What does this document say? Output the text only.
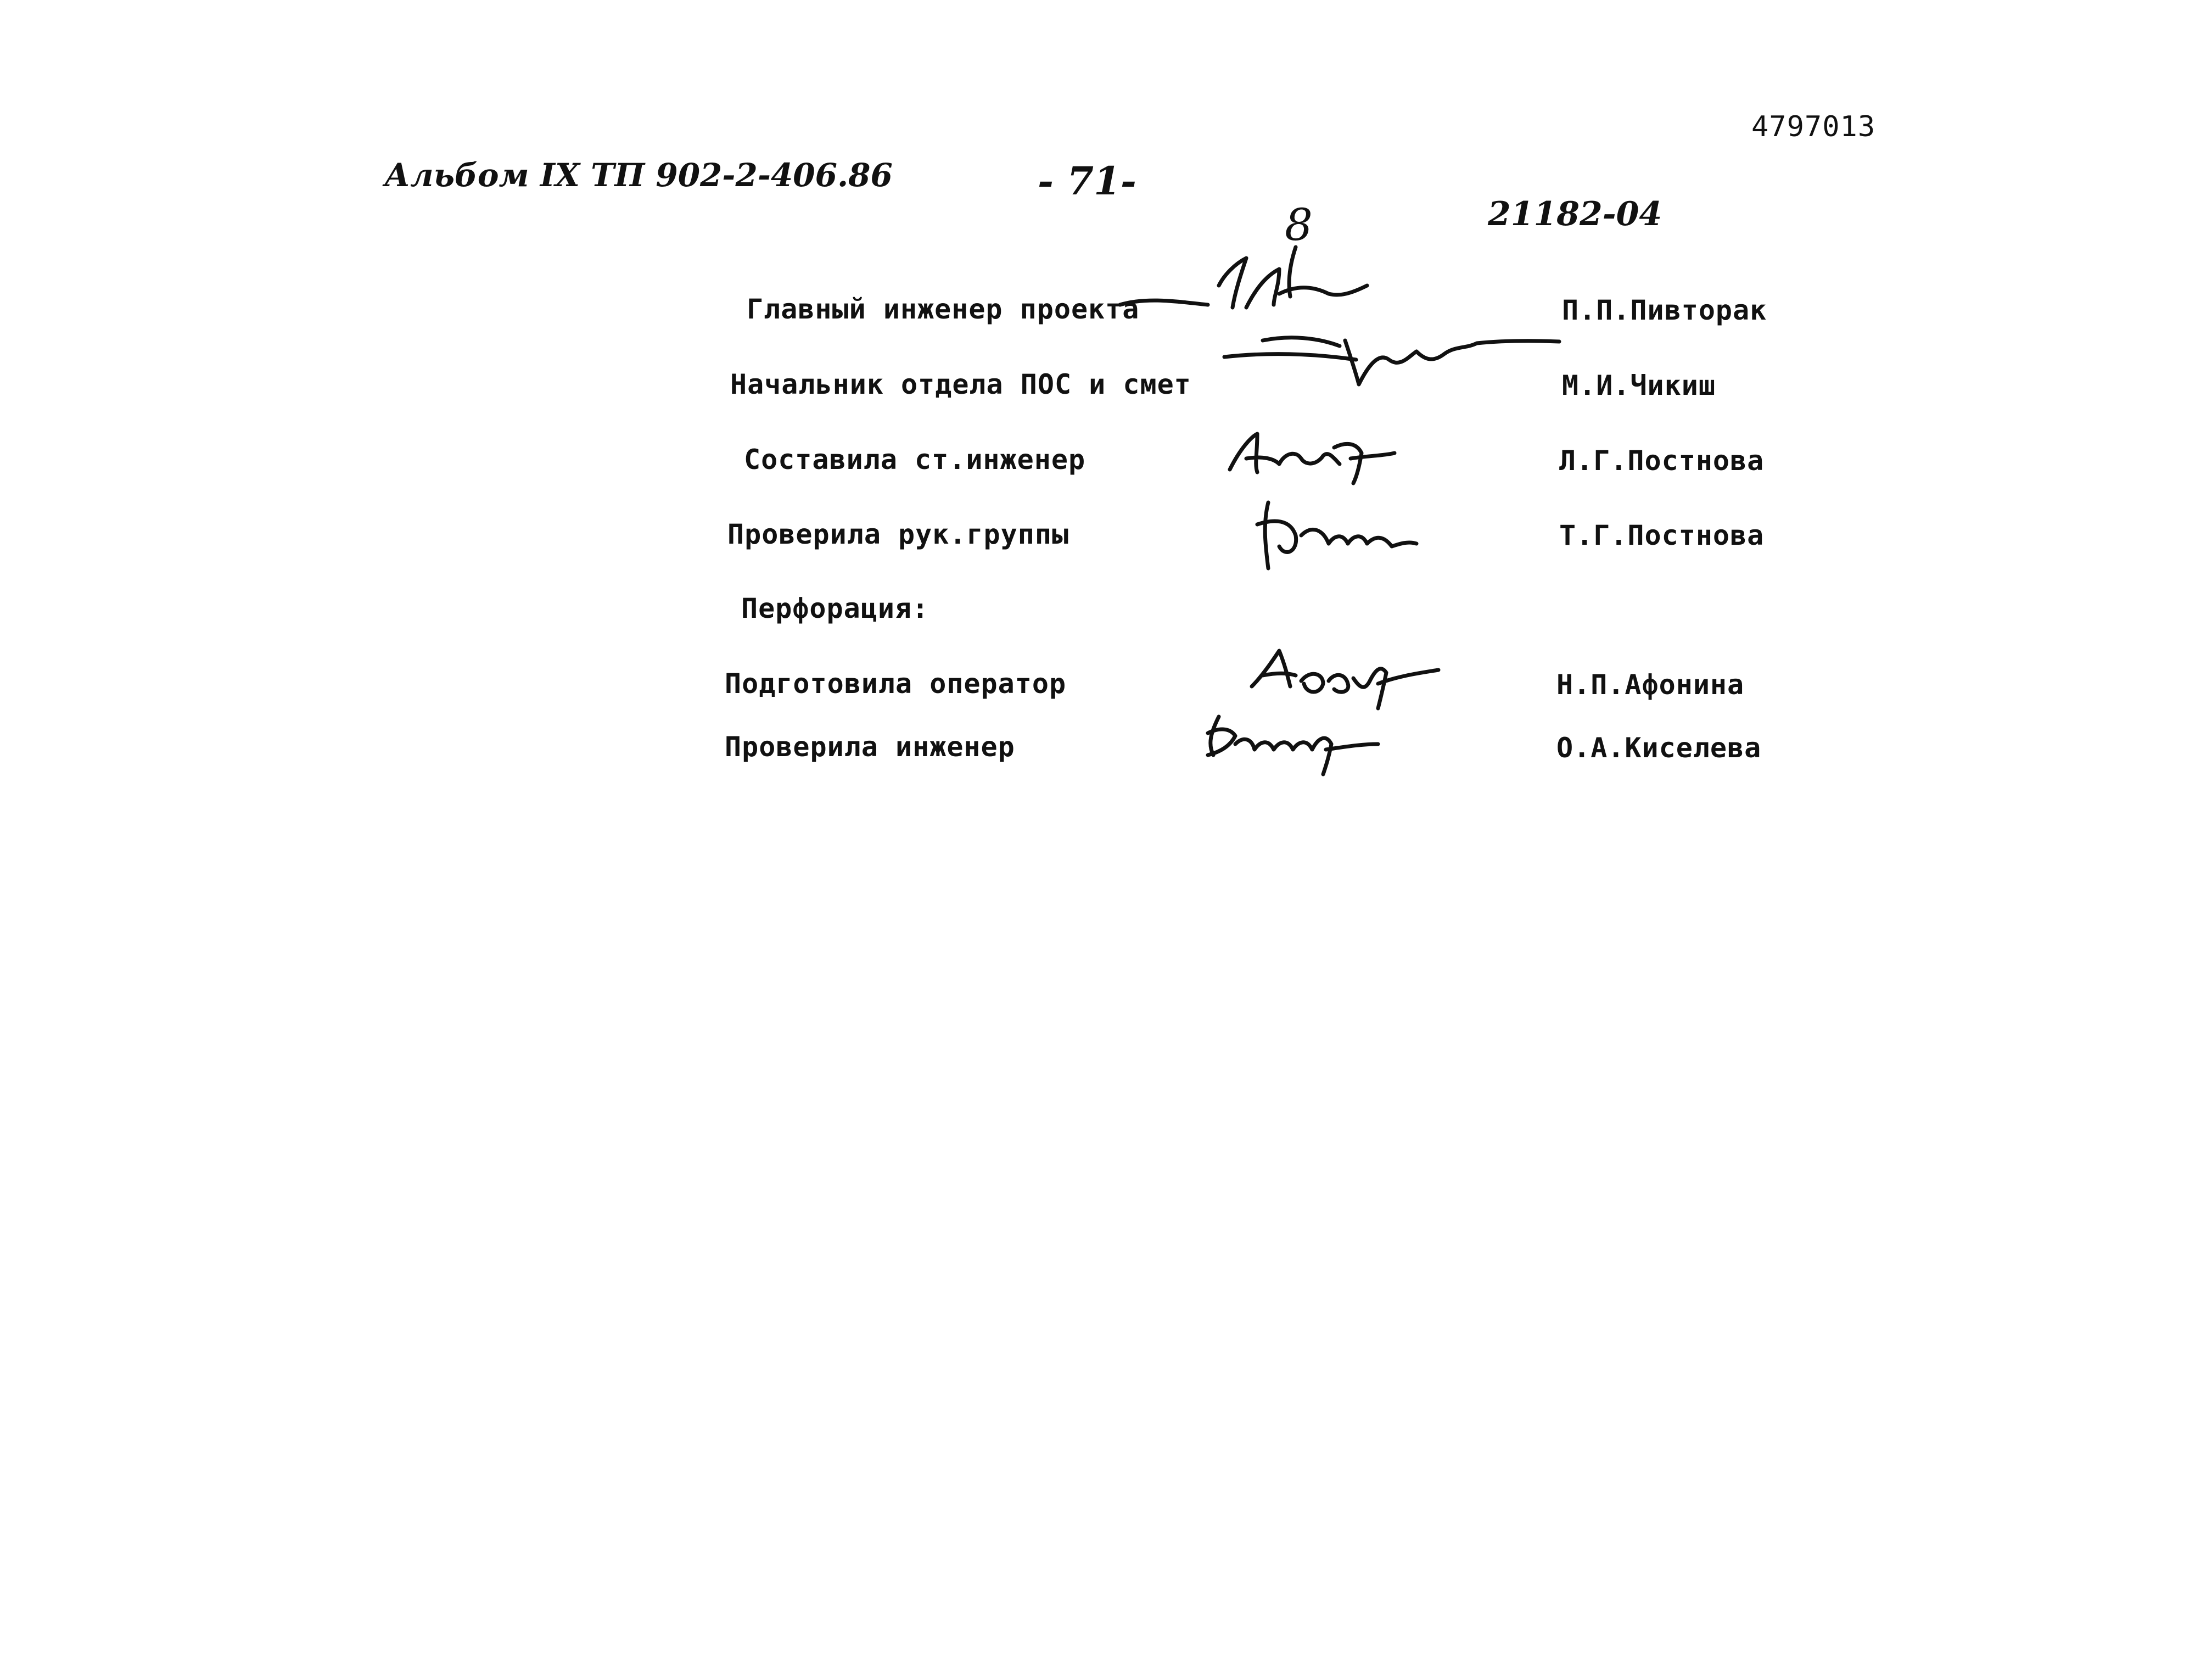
4797013
Альбом IX ТП 902-2-406.86	- 71-
21182-04
8
Главный инженер проекта	П.П.Пивторак
Начальник отдела ПОС и смет	М.И.Чикиш
Составила ст.инженер	Л.Г.Постнова
Проверила рук.группы	Т.Г.Постнова
Перфорация:
Подготовила оператор	Н.П.Афонина
Проверила инженер	О.А.Киселева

• AIM OF THE TASK: Every record above should come back exactly, but without its pictures.

• RESULT OF THE TASK:
What does this document say? Output the text only.
4797013
Альбом IX ТП 902-2-406.86	- 71-
21182-04
8
Главный инженер проекта	П.П.Пивторак
Начальник отдела ПОС и смет	М.И.Чикиш
Составила ст.инженер	Л.Г.Постнова
Проверила рук.группы	Т.Г.Постнова
Перфорация:
Подготовила оператор	Н.П.Афонина
Проверила инженер	О.А.Киселева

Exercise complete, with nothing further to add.